→ What is needed:
Write out every entry, unchanged. Skip any picture.

→ Data lines:
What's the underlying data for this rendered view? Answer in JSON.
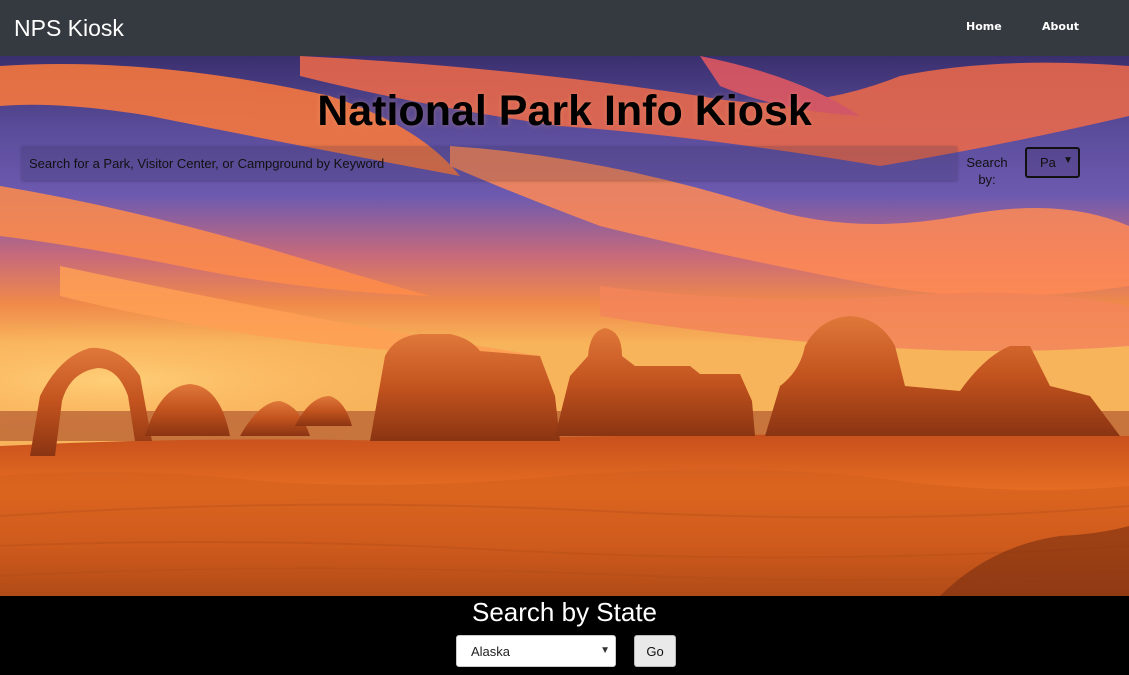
{
  "navbar": {
    "brand": "NPS Kiosk",
    "links": [
      {
        "label": "Home"
      },
      {
        "label": "About"
      }
    ]
  },
  "hero": {
    "title": "National Park Info Kiosk",
    "search_placeholder": "Search for a Park, Visitor Center, or Campground by Keyword",
    "search_by_label": "Search by:",
    "search_type_selected": "Parks",
    "background_image": "desert-arches-sunset"
  },
  "state_search": {
    "title": "Search by State",
    "selected_state": "Alaska",
    "go_label": "Go"
  },
  "colors": {
    "navbar": "#343a40",
    "footer": "#000000",
    "title_text": "#000000"
  }
}
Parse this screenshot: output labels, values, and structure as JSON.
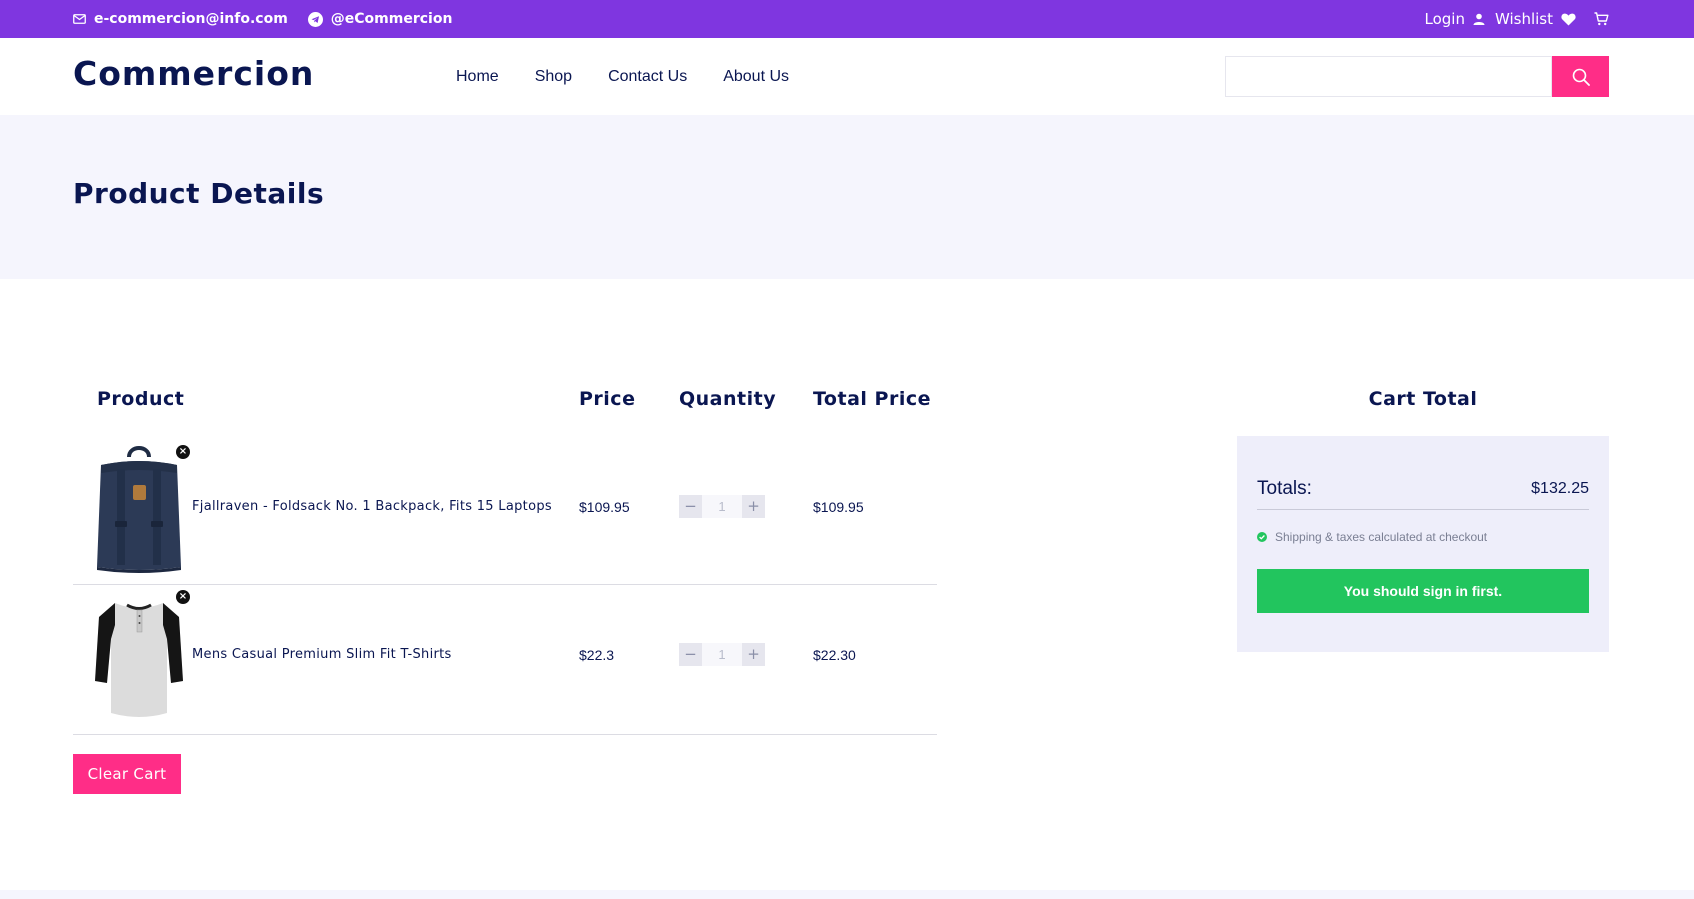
{
  "topbar": {
    "email": "e-commercion@info.com",
    "telegram": "@eCommercion",
    "login": "Login",
    "wishlist": "Wishlist"
  },
  "header": {
    "logo": "Commercion",
    "nav": [
      "Home",
      "Shop",
      "Contact Us",
      "About Us"
    ],
    "search_placeholder": ""
  },
  "banner": {
    "title": "Product Details"
  },
  "cart": {
    "columns": [
      "Product",
      "Price",
      "Quantity",
      "Total Price"
    ],
    "items": [
      {
        "name": "Fjallraven - Foldsack No. 1 Backpack, Fits 15 Laptops",
        "price": "$109.95",
        "quantity": "1",
        "total": "$109.95",
        "image": "backpack"
      },
      {
        "name": "Mens Casual Premium Slim Fit T-Shirts",
        "price": "$22.3",
        "quantity": "1",
        "total": "$22.30",
        "image": "raglan-shirt"
      }
    ],
    "minus": "−",
    "plus": "+",
    "remove": "×",
    "clear_label": "Clear Cart"
  },
  "summary": {
    "title": "Cart Total",
    "totals_label": "Totals:",
    "totals_value": "$132.25",
    "shipping_note": "Shipping & taxes calculated at checkout",
    "signin_label": "You should sign in first."
  },
  "colors": {
    "topbar": "#7f36e0",
    "accent": "#ff2d87",
    "navy": "#0a1651",
    "success": "#22c55e",
    "banner_bg": "#f5f5fd"
  }
}
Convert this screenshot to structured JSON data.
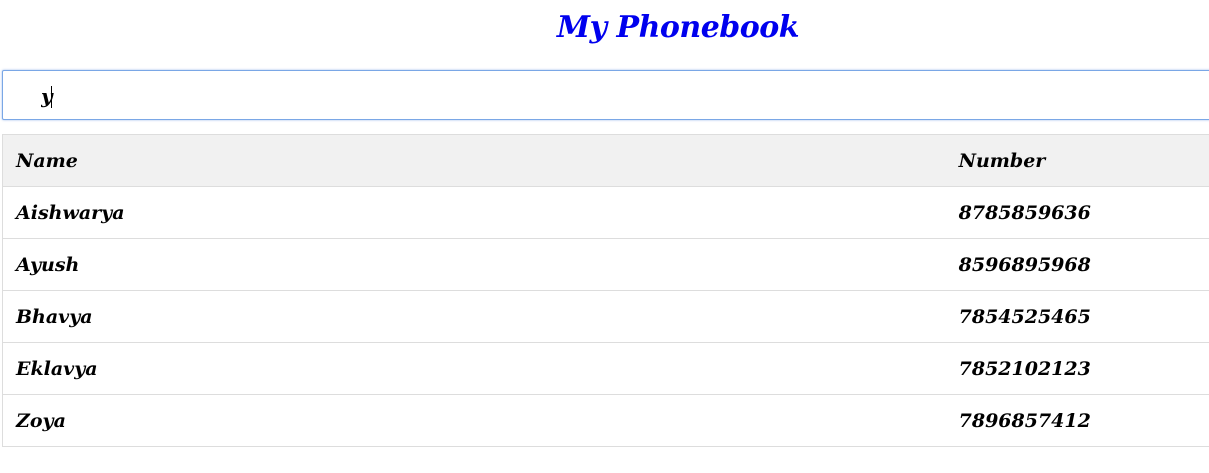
{
  "title": "My Phonebook",
  "search": {
    "value": "y",
    "placeholder": ""
  },
  "table": {
    "headers": {
      "name": "Name",
      "number": "Number"
    },
    "rows": [
      {
        "name": "Aishwarya",
        "number": "8785859636"
      },
      {
        "name": "Ayush",
        "number": "8596895968"
      },
      {
        "name": "Bhavya",
        "number": "7854525465"
      },
      {
        "name": "Eklavya",
        "number": "7852102123"
      },
      {
        "name": "Zoya",
        "number": "7896857412"
      }
    ]
  },
  "colors": {
    "title": "#0000ee",
    "search_border": "#7aa7e6",
    "header_bg": "#f1f1f1",
    "row_border": "#dddddd"
  }
}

→ Response to the task:
What's the underlying data for this rendered view? Answer in JSON.
{
  "navbar": {
    "brand": "NPS Kiosk",
    "links": [
      {
        "label": "Home"
      },
      {
        "label": "About"
      }
    ]
  },
  "hero": {
    "title": "National Park Info Kiosk",
    "search_placeholder": "Search for a Park, Visitor Center, or Campground by Keyword",
    "search_by_label": "Search by:",
    "search_type_selected": "Parks",
    "background_image": "desert-arches-sunset"
  },
  "state_search": {
    "title": "Search by State",
    "selected_state": "Alaska",
    "go_label": "Go"
  },
  "colors": {
    "navbar": "#343a40",
    "footer": "#000000",
    "title_text": "#000000"
  }
}
Parse this screenshot: output labels, values, and structure as JSON.
{
  "topbar": {
    "email": "e-commercion@info.com",
    "telegram": "@eCommercion",
    "login": "Login",
    "wishlist": "Wishlist"
  },
  "header": {
    "logo": "Commercion",
    "nav": [
      "Home",
      "Shop",
      "Contact Us",
      "About Us"
    ],
    "search_placeholder": ""
  },
  "banner": {
    "title": "Product Details"
  },
  "cart": {
    "columns": [
      "Product",
      "Price",
      "Quantity",
      "Total Price"
    ],
    "items": [
      {
        "name": "Fjallraven - Foldsack No. 1 Backpack, Fits 15 Laptops",
        "price": "$109.95",
        "quantity": "1",
        "total": "$109.95",
        "image": "backpack"
      },
      {
        "name": "Mens Casual Premium Slim Fit T-Shirts",
        "price": "$22.3",
        "quantity": "1",
        "total": "$22.30",
        "image": "raglan-shirt"
      }
    ],
    "minus": "−",
    "plus": "+",
    "remove": "×",
    "clear_label": "Clear Cart"
  },
  "summary": {
    "title": "Cart Total",
    "totals_label": "Totals:",
    "totals_value": "$132.25",
    "shipping_note": "Shipping & taxes calculated at checkout",
    "signin_label": "You should sign in first."
  },
  "colors": {
    "topbar": "#7f36e0",
    "accent": "#ff2d87",
    "navy": "#0a1651",
    "success": "#22c55e",
    "banner_bg": "#f5f5fd"
  }
}
Convert this screenshot to structured JSON data.
{
  "title": "My Phonebook",
  "search": {
    "value": "y",
    "placeholder": ""
  },
  "table": {
    "headers": {
      "name": "Name",
      "number": "Number"
    },
    "rows": [
      {
        "name": "Aishwarya",
        "number": "8785859636"
      },
      {
        "name": "Ayush",
        "number": "8596895968"
      },
      {
        "name": "Bhavya",
        "number": "7854525465"
      },
      {
        "name": "Eklavya",
        "number": "7852102123"
      },
      {
        "name": "Zoya",
        "number": "7896857412"
      }
    ]
  },
  "colors": {
    "title": "#0000ee",
    "search_border": "#7aa7e6",
    "header_bg": "#f1f1f1",
    "row_border": "#dddddd"
  }
}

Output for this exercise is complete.